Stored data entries
================================

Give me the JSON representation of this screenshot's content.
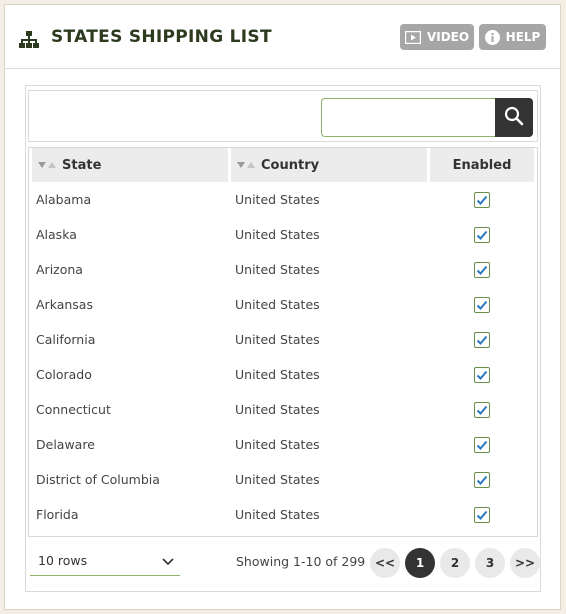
{
  "header": {
    "title": "STATES SHIPPING LIST",
    "icon": "sitemap-icon",
    "video_label": "VIDEO",
    "help_label": "HELP"
  },
  "search": {
    "placeholder": "",
    "value": ""
  },
  "table": {
    "columns": [
      "State",
      "Country",
      "Enabled"
    ],
    "rows": [
      {
        "state": "Alabama",
        "country": "United States",
        "enabled": true
      },
      {
        "state": "Alaska",
        "country": "United States",
        "enabled": true
      },
      {
        "state": "Arizona",
        "country": "United States",
        "enabled": true
      },
      {
        "state": "Arkansas",
        "country": "United States",
        "enabled": true
      },
      {
        "state": "California",
        "country": "United States",
        "enabled": true
      },
      {
        "state": "Colorado",
        "country": "United States",
        "enabled": true
      },
      {
        "state": "Connecticut",
        "country": "United States",
        "enabled": true
      },
      {
        "state": "Delaware",
        "country": "United States",
        "enabled": true
      },
      {
        "state": "District of Columbia",
        "country": "United States",
        "enabled": true
      },
      {
        "state": "Florida",
        "country": "United States",
        "enabled": true
      }
    ]
  },
  "footer": {
    "rows_select": "10 rows",
    "showing": "Showing 1-10 of 299",
    "pagination": {
      "prev": "<<",
      "pages": [
        "1",
        "2",
        "3"
      ],
      "current": "1",
      "next": ">>"
    }
  },
  "colors": {
    "accent_green": "#8cb36a",
    "dark": "#333333",
    "button_gray": "#a6a6a6",
    "check_blue": "#2a78c2"
  }
}
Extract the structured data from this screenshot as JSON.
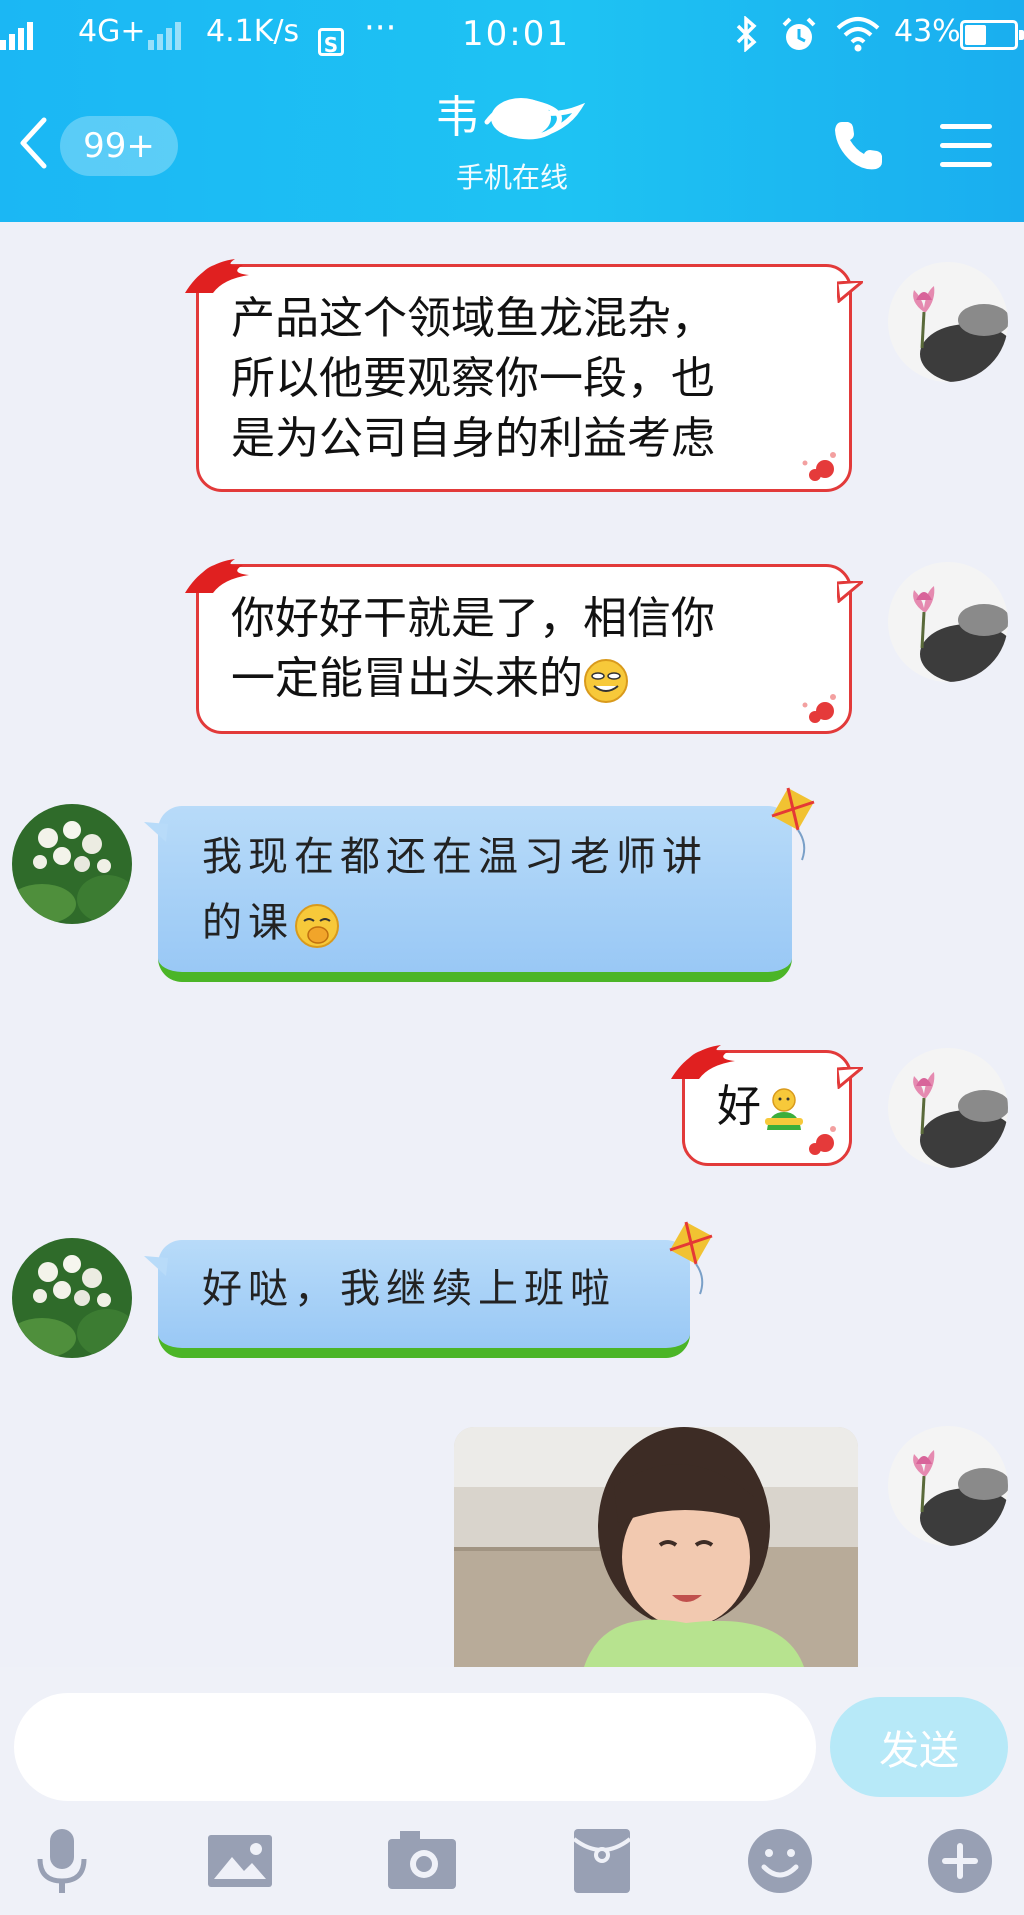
{
  "status_bar": {
    "network": "4G+",
    "speed": "4.1K/s",
    "app_badge": "S",
    "more": "···",
    "time": "10:01",
    "battery": "43%"
  },
  "header": {
    "unread_count": "99+",
    "contact_name": "韦",
    "contact_status": "手机在线"
  },
  "messages": [
    {
      "side": "right",
      "type": "text",
      "lines": [
        "产品这个领域鱼龙混杂，",
        "所以他要观察你一段，也",
        "是为公司自身的利益考虑"
      ]
    },
    {
      "side": "right",
      "type": "text",
      "lines": [
        "你好好干就是了，相信你",
        "一定能冒出头来的"
      ],
      "emoji": "grin-emoji"
    },
    {
      "side": "left",
      "type": "text",
      "lines": [
        "我现在都还在温习老师讲",
        "的课"
      ],
      "emoji": "shy-emoji"
    },
    {
      "side": "right",
      "type": "text",
      "lines": [
        "好"
      ],
      "emoji": "green-figure-emoji"
    },
    {
      "side": "left",
      "type": "text",
      "lines": [
        "好哒，我继续上班啦"
      ]
    },
    {
      "side": "right",
      "type": "image",
      "description_icon": "photo-child"
    }
  ],
  "input": {
    "value": "",
    "send_label": "发送"
  },
  "toolbar": [
    "microphone-icon",
    "picture-icon",
    "camera-icon",
    "red-packet-icon",
    "smiley-icon",
    "plus-icon"
  ],
  "colors": {
    "header": "#1cbaf3",
    "background": "#eef0f8",
    "red_bubble_border": "#e23a3a",
    "blue_bubble": "#a8d2f7",
    "grass": "#4bb527",
    "send_button": "#b7e9f8",
    "toolbar_icon": "#98a0b4"
  }
}
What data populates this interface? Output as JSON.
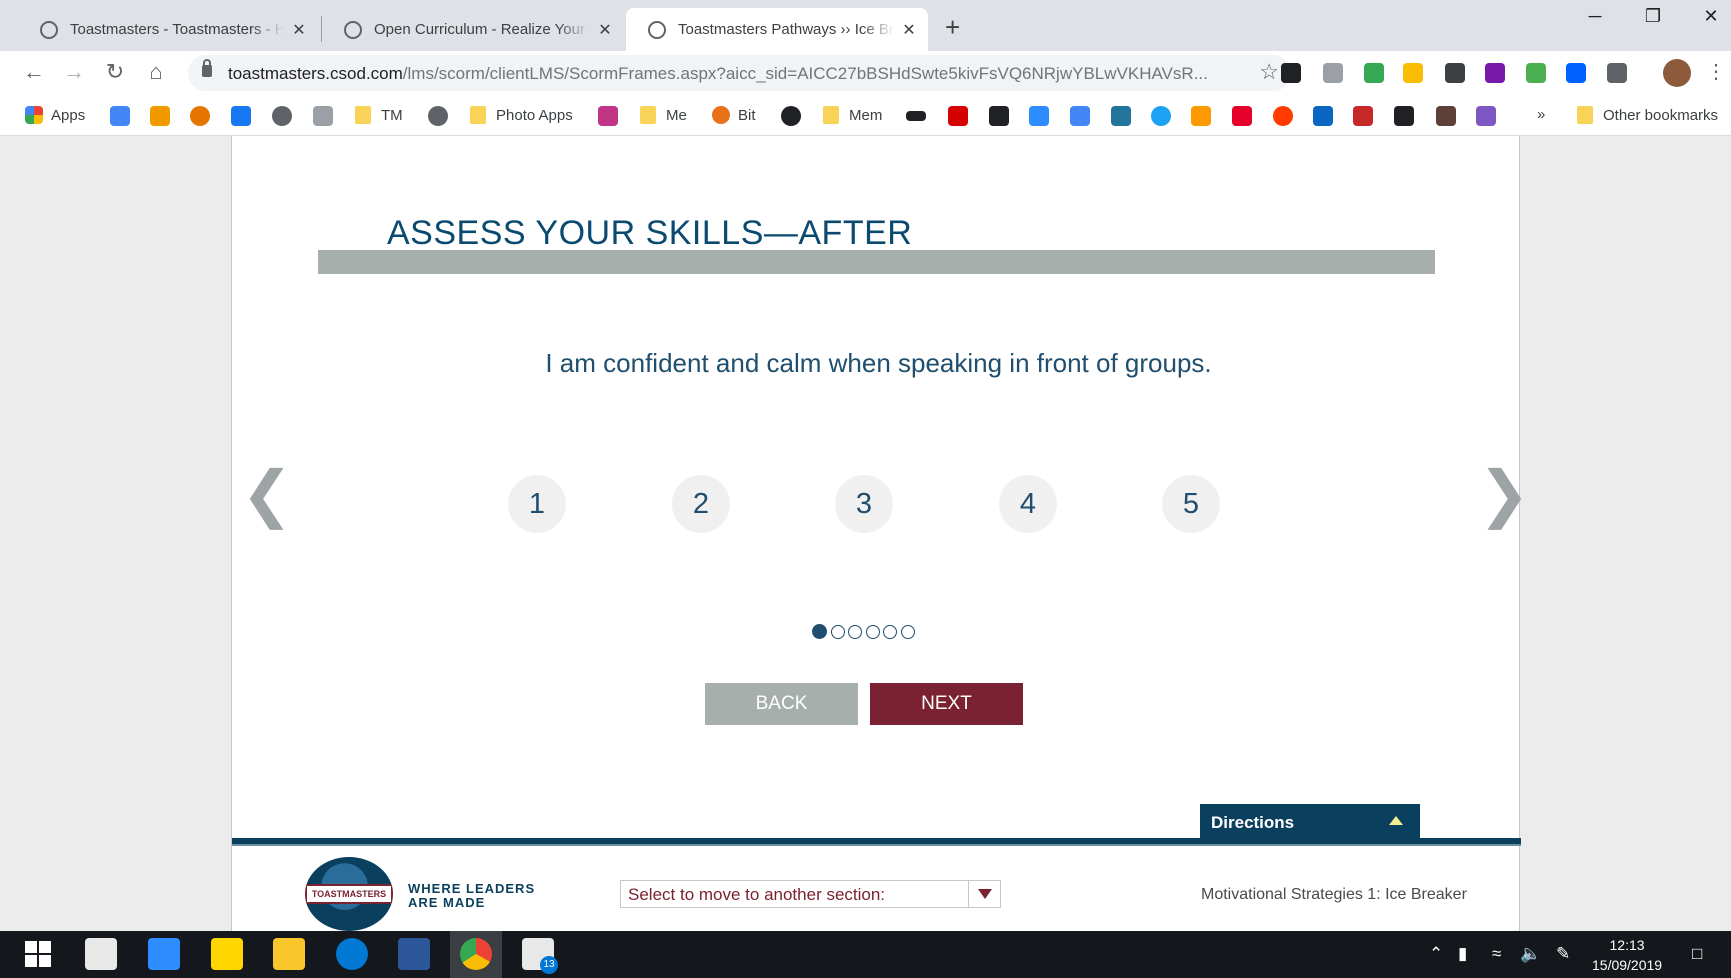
{
  "browser": {
    "tabs": [
      {
        "title": "Toastmasters - Toastmasters - Ha",
        "active": false
      },
      {
        "title": "Open Curriculum - Realize Your P",
        "active": false
      },
      {
        "title": "Toastmasters Pathways ›› Ice Brea",
        "active": true
      }
    ],
    "close_glyph": "✕",
    "new_tab_glyph": "+",
    "window_controls": {
      "minimize": "─",
      "restore": "❐",
      "close": "✕"
    },
    "url_host": "toastmasters.csod.com",
    "url_rest": "/lms/scorm/clientLMS/ScormFrames.aspx?aicc_sid=AICC27bBSHdSwte5kivFsVQ6NRjwYBLwVKHAVsR...",
    "bookmarks": {
      "apps": "Apps",
      "tm": "TM",
      "photo_apps": "Photo Apps",
      "me": "Me",
      "bit": "Bit",
      "mem": "Mem",
      "overflow": "»",
      "other": "Other bookmarks"
    }
  },
  "course": {
    "heading": "ASSESS YOUR SKILLS—AFTER",
    "statement": "I am confident and calm when speaking in front of groups.",
    "prev_arrow": "❮",
    "next_arrow": "❯",
    "ratings": [
      "1",
      "2",
      "3",
      "4",
      "5"
    ],
    "progress": {
      "current": 1,
      "total": 6
    },
    "back_label": "BACK",
    "next_label": "NEXT",
    "directions_label": "Directions",
    "logo_text": "TOASTMASTERS",
    "tagline_line1": "WHERE LEADERS",
    "tagline_line2": "ARE MADE",
    "section_select_placeholder": "Select to move to another section:",
    "course_name": "Motivational Strategies 1: Ice Breaker"
  },
  "taskbar": {
    "time": "12:13",
    "date": "15/09/2019",
    "mail_badge": "13"
  },
  "colors": {
    "heading": "#0b4a70",
    "next_button": "#7a2231",
    "back_button": "#a7afad",
    "footer_bar": "#0b3f5e"
  }
}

================================

What this task involves: Images in the data above are to be skipped. Retype all other material exactly.

Exercise response:
Give me the JSON representation of this screenshot's content.
{
  "header": {
    "title": "STATES SHIPPING LIST",
    "icon": "sitemap-icon",
    "video_label": "VIDEO",
    "help_label": "HELP"
  },
  "search": {
    "placeholder": "",
    "value": ""
  },
  "table": {
    "columns": [
      "State",
      "Country",
      "Enabled"
    ],
    "rows": [
      {
        "state": "Alabama",
        "country": "United States",
        "enabled": true
      },
      {
        "state": "Alaska",
        "country": "United States",
        "enabled": true
      },
      {
        "state": "Arizona",
        "country": "United States",
        "enabled": true
      },
      {
        "state": "Arkansas",
        "country": "United States",
        "enabled": true
      },
      {
        "state": "California",
        "country": "United States",
        "enabled": true
      },
      {
        "state": "Colorado",
        "country": "United States",
        "enabled": true
      },
      {
        "state": "Connecticut",
        "country": "United States",
        "enabled": true
      },
      {
        "state": "Delaware",
        "country": "United States",
        "enabled": true
      },
      {
        "state": "District of Columbia",
        "country": "United States",
        "enabled": true
      },
      {
        "state": "Florida",
        "country": "United States",
        "enabled": true
      }
    ]
  },
  "footer": {
    "rows_select": "10 rows",
    "showing": "Showing 1-10 of 299",
    "pagination": {
      "prev": "<<",
      "pages": [
        "1",
        "2",
        "3"
      ],
      "current": "1",
      "next": ">>"
    }
  },
  "colors": {
    "accent_green": "#8cb36a",
    "dark": "#333333",
    "button_gray": "#a6a6a6",
    "check_blue": "#2a78c2"
  }
}
Extract the structured data from this screenshot as JSON.
{
  "status_bar": {
    "network": "4G+",
    "speed": "4.1K/s",
    "app_badge": "S",
    "more": "···",
    "time": "10:01",
    "battery": "43%"
  },
  "header": {
    "unread_count": "99+",
    "contact_name": "韦",
    "contact_status": "手机在线"
  },
  "messages": [
    {
      "side": "right",
      "type": "text",
      "lines": [
        "产品这个领域鱼龙混杂，",
        "所以他要观察你一段，也",
        "是为公司自身的利益考虑"
      ]
    },
    {
      "side": "right",
      "type": "text",
      "lines": [
        "你好好干就是了，相信你",
        "一定能冒出头来的"
      ],
      "emoji": "grin-emoji"
    },
    {
      "side": "left",
      "type": "text",
      "lines": [
        "我现在都还在温习老师讲",
        "的课"
      ],
      "emoji": "shy-emoji"
    },
    {
      "side": "right",
      "type": "text",
      "lines": [
        "好"
      ],
      "emoji": "green-figure-emoji"
    },
    {
      "side": "left",
      "type": "text",
      "lines": [
        "好哒，我继续上班啦"
      ]
    },
    {
      "side": "right",
      "type": "image",
      "description_icon": "photo-child"
    }
  ],
  "input": {
    "value": "",
    "send_label": "发送"
  },
  "toolbar": [
    "microphone-icon",
    "picture-icon",
    "camera-icon",
    "red-packet-icon",
    "smiley-icon",
    "plus-icon"
  ],
  "colors": {
    "header": "#1cbaf3",
    "background": "#eef0f8",
    "red_bubble_border": "#e23a3a",
    "blue_bubble": "#a8d2f7",
    "grass": "#4bb527",
    "send_button": "#b7e9f8",
    "toolbar_icon": "#98a0b4"
  }
}
What data populates this interface? Output as JSON.
{
  "browser": {
    "tabs": [
      {
        "title": "Toastmasters - Toastmasters - Ha",
        "active": false
      },
      {
        "title": "Open Curriculum - Realize Your P",
        "active": false
      },
      {
        "title": "Toastmasters Pathways ›› Ice Brea",
        "active": true
      }
    ],
    "close_glyph": "✕",
    "new_tab_glyph": "+",
    "window_controls": {
      "minimize": "─",
      "restore": "❐",
      "close": "✕"
    },
    "url_host": "toastmasters.csod.com",
    "url_rest": "/lms/scorm/clientLMS/ScormFrames.aspx?aicc_sid=AICC27bBSHdSwte5kivFsVQ6NRjwYBLwVKHAVsR...",
    "bookmarks": {
      "apps": "Apps",
      "tm": "TM",
      "photo_apps": "Photo Apps",
      "me": "Me",
      "bit": "Bit",
      "mem": "Mem",
      "overflow": "»",
      "other": "Other bookmarks"
    }
  },
  "course": {
    "heading": "ASSESS YOUR SKILLS—AFTER",
    "statement": "I am confident and calm when speaking in front of groups.",
    "prev_arrow": "❮",
    "next_arrow": "❯",
    "ratings": [
      "1",
      "2",
      "3",
      "4",
      "5"
    ],
    "progress": {
      "current": 1,
      "total": 6
    },
    "back_label": "BACK",
    "next_label": "NEXT",
    "directions_label": "Directions",
    "logo_text": "TOASTMASTERS",
    "tagline_line1": "WHERE LEADERS",
    "tagline_line2": "ARE MADE",
    "section_select_placeholder": "Select to move to another section:",
    "course_name": "Motivational Strategies 1: Ice Breaker"
  },
  "taskbar": {
    "time": "12:13",
    "date": "15/09/2019",
    "mail_badge": "13"
  },
  "colors": {
    "heading": "#0b4a70",
    "next_button": "#7a2231",
    "back_button": "#a7afad",
    "footer_bar": "#0b3f5e"
  }
}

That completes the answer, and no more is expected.